### [Saved entries]
+ + + +
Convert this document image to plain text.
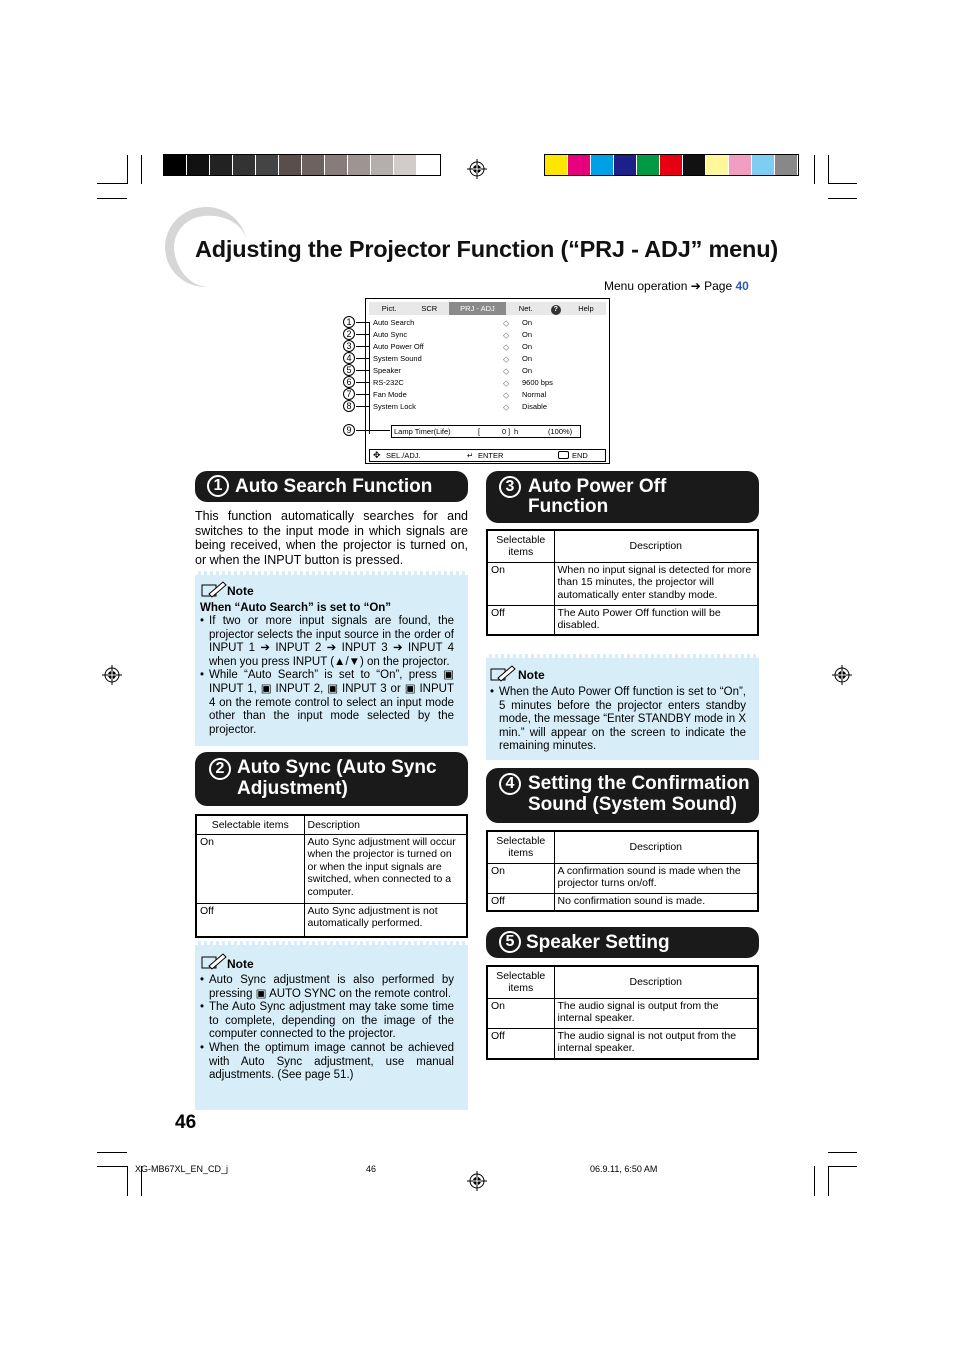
Adjusting the Projector Function (“PRJ - ADJ” menu)
Menu operation ➔ Page 40
Pict.	SCR	PRJ - ADJ	Net.	?	Help
Auto Search	⬦ On
Auto Sync	⬦ On
Auto Power Off	⬦ On
System Sound	⬦ On
Speaker	⬦ On
RS-232C	⬦ 9600 bps
Fan Mode	⬦ Normal
System Lock	⬦ Disable
Lamp Timer(Life)	[	0 ] h	(100%)
✥ SEL./ADJ.	↵ ENTER	END
1
2
3
4
5
6
7
8
9
1 Auto Search Function
This function automatically searches for and switches to the input mode in which signals are being received, when the projector is turned on, or when the INPUT button is pressed.
Note
When “Auto Search” is set to “On”
• If two or more input signals are found, the projector selects the input source in the order of INPUT 1 ➔ INPUT 2 ➔ INPUT 3 ➔ INPUT 4 when you press INPUT (▲/▼) on the projector.
• While “Auto Search” is set to “On”, press ▣ INPUT 1, ▣ INPUT 2, ▣ INPUT 3 or ▣ INPUT 4 on the remote control to select an input mode other than the input mode selected by the projector.
2 Auto Sync (Auto Sync
Adjustment)
Selectable items	Description
On	Auto Sync adjustment will occur when the projector is turned on or when the input signals are switched, when connected to a computer.
Off	Auto Sync adjustment is not automatically performed.
Note
• Auto Sync adjustment is also performed by pressing ▣ AUTO SYNC on the remote control.
• The Auto Sync adjustment may take some time to complete, depending on the image of the computer connected to the projector.
• When the optimum image cannot be achieved with Auto Sync adjustment, use manual adjustments. (See page 51.)
3 Auto Power Off
Function
Selectable items	Description
On	When no input signal is detected for more than 15 minutes, the projector will automatically enter standby mode.
Off	The Auto Power Off function will be disabled.
Note
• When the Auto Power Off function is set to “On”, 5 minutes before the projector enters standby mode, the message “Enter STANDBY mode in X min.” will appear on the screen to indicate the remaining minutes.
4 Setting the Confirmation
Sound (System Sound)
Selectable items	Description
On	A confirmation sound is made when the projector turns on/off.
Off	No confirmation sound is made.
5 Speaker Setting
Selectable items	Description
On	The audio signal is output from the internal speaker.
Off	The audio signal is not output from the internal speaker.
46
XG-MB67XL_EN_CD_j	46	06.9.11, 6:50 AM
+ + + +
Every line should be retyped exactly, with the pictures omitted.

### [THE RESULT]
Convert this document image to plain text.
Adjusting the Projector Function (“PRJ - ADJ” menu)
Menu operation ➔ Page 40
Pict.	SCR	PRJ - ADJ	Net.	?	Help
Auto Search	⬦ On
Auto Sync	⬦ On
Auto Power Off	⬦ On
System Sound	⬦ On
Speaker	⬦ On
RS-232C	⬦ 9600 bps
Fan Mode	⬦ Normal
System Lock	⬦ Disable
Lamp Timer(Life)	[	0 ] h	(100%)
✥ SEL./ADJ.	↵ ENTER	END
1
2
3
4
5
6
7
8
9
1 Auto Search Function
This function automatically searches for and switches to the input mode in which signals are being received, when the projector is turned on, or when the INPUT button is pressed.
Note
When “Auto Search” is set to “On”
• If two or more input signals are found, the projector selects the input source in the order of INPUT 1 ➔ INPUT 2 ➔ INPUT 3 ➔ INPUT 4 when you press INPUT (▲/▼) on the projector.
• While “Auto Search” is set to “On”, press ▣ INPUT 1, ▣ INPUT 2, ▣ INPUT 3 or ▣ INPUT 4 on the remote control to select an input mode other than the input mode selected by the projector.
2 Auto Sync (Auto Sync
Adjustment)
Selectable items	Description
On	Auto Sync adjustment will occur when the projector is turned on or when the input signals are switched, when connected to a computer.
Off	Auto Sync adjustment is not automatically performed.
Note
• Auto Sync adjustment is also performed by pressing ▣ AUTO SYNC on the remote control.
• The Auto Sync adjustment may take some time to complete, depending on the image of the computer connected to the projector.
• When the optimum image cannot be achieved with Auto Sync adjustment, use manual adjustments. (See page 51.)
3 Auto Power Off
Function
Selectable items	Description
On	When no input signal is detected for more than 15 minutes, the projector will automatically enter standby mode.
Off	The Auto Power Off function will be disabled.
Note
• When the Auto Power Off function is set to “On”, 5 minutes before the projector enters standby mode, the message “Enter STANDBY mode in X min.” will appear on the screen to indicate the remaining minutes.
4 Setting the Confirmation
Sound (System Sound)
Selectable items	Description
On	A confirmation sound is made when the projector turns on/off.
Off	No confirmation sound is made.
5 Speaker Setting
Selectable items	Description
On	The audio signal is output from the internal speaker.
Off	The audio signal is not output from the internal speaker.
46
XG-MB67XL_EN_CD_j	46	06.9.11, 6:50 AM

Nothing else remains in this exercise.